:: RECORDED INFORMATION
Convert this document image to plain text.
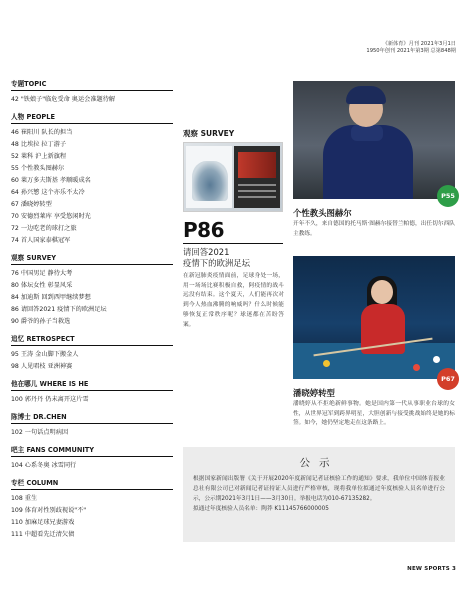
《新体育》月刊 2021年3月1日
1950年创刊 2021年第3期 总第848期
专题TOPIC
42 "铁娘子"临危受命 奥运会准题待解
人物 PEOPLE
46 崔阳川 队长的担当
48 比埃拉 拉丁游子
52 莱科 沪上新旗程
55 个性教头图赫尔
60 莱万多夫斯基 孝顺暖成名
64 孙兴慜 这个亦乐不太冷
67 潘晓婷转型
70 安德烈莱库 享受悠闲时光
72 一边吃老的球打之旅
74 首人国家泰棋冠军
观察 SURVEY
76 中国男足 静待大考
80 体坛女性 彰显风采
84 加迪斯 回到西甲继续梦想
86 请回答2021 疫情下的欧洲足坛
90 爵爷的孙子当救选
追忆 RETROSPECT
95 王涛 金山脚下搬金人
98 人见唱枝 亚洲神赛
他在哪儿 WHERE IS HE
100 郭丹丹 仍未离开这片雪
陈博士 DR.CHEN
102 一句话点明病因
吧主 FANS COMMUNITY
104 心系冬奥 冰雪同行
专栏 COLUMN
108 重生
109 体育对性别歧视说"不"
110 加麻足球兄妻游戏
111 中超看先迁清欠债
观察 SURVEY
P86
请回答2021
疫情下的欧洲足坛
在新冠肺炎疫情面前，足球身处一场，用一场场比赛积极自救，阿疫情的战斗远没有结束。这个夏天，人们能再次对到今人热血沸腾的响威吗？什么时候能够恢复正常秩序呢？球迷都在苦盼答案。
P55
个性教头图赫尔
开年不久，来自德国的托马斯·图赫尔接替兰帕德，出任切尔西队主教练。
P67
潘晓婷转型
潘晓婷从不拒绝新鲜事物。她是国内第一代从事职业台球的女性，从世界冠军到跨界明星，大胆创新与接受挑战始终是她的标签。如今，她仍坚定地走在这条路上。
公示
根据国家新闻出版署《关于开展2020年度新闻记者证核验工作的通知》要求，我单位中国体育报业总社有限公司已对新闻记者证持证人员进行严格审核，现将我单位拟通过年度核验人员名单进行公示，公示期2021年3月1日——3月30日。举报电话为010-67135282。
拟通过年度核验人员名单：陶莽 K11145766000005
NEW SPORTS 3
::::
» **EXERCISE AIM**:
The material above must be printed exactly, with its pictures left out.

» **COMPLETE RESPONSE**:
Convert this document image to plain text.
《新体育》月刊 2021年3月1日
1950年创刊 2021年第3期 总第848期
专题TOPIC
42 "铁娘子"临危受命 奥运会准题待解
人物 PEOPLE
46 崔阳川 队长的担当
48 比埃拉 拉丁游子
52 莱科 沪上新旗程
55 个性教头图赫尔
60 莱万多夫斯基 孝顺暖成名
64 孙兴慜 这个亦乐不太冷
67 潘晓婷转型
70 安德烈莱库 享受悠闲时光
72 一边吃老的球打之旅
74 首人国家泰棋冠军
观察 SURVEY
76 中国男足 静待大考
80 体坛女性 彰显风采
84 加迪斯 回到西甲继续梦想
86 请回答2021 疫情下的欧洲足坛
90 爵爷的孙子当救选
追忆 RETROSPECT
95 王涛 金山脚下搬金人
98 人见唱枝 亚洲神赛
他在哪儿 WHERE IS HE
100 郭丹丹 仍未离开这片雪
陈博士 DR.CHEN
102 一句话点明病因
吧主 FANS COMMUNITY
104 心系冬奥 冰雪同行
专栏 COLUMN
108 重生
109 体育对性别歧视说"不"
110 加麻足球兄妻游戏
111 中超看先迁清欠债
观察 SURVEY
P86
请回答2021
疫情下的欧洲足坛
在新冠肺炎疫情面前，足球身处一场，用一场场比赛积极自救，阿疫情的战斗远没有结束。这个夏天，人们能再次对到今人热血沸腾的响威吗？什么时候能够恢复正常秩序呢？球迷都在苦盼答案。
P55
个性教头图赫尔
开年不久，来自德国的托马斯·图赫尔接替兰帕德，出任切尔西队主教练。
P67
潘晓婷转型
潘晓婷从不拒绝新鲜事物。她是国内第一代从事职业台球的女性，从世界冠军到跨界明星，大胆创新与接受挑战始终是她的标签。如今，她仍坚定地走在这条路上。
公示
根据国家新闻出版署《关于开展2020年度新闻记者证核验工作的通知》要求，我单位中国体育报业总社有限公司已对新闻记者证持证人员进行严格审核，现将我单位拟通过年度核验人员名单进行公示，公示期2021年3月1日——3月30日。举报电话为010-67135282。
拟通过年度核验人员名单：陶莽 K11145766000005
NEW SPORTS 3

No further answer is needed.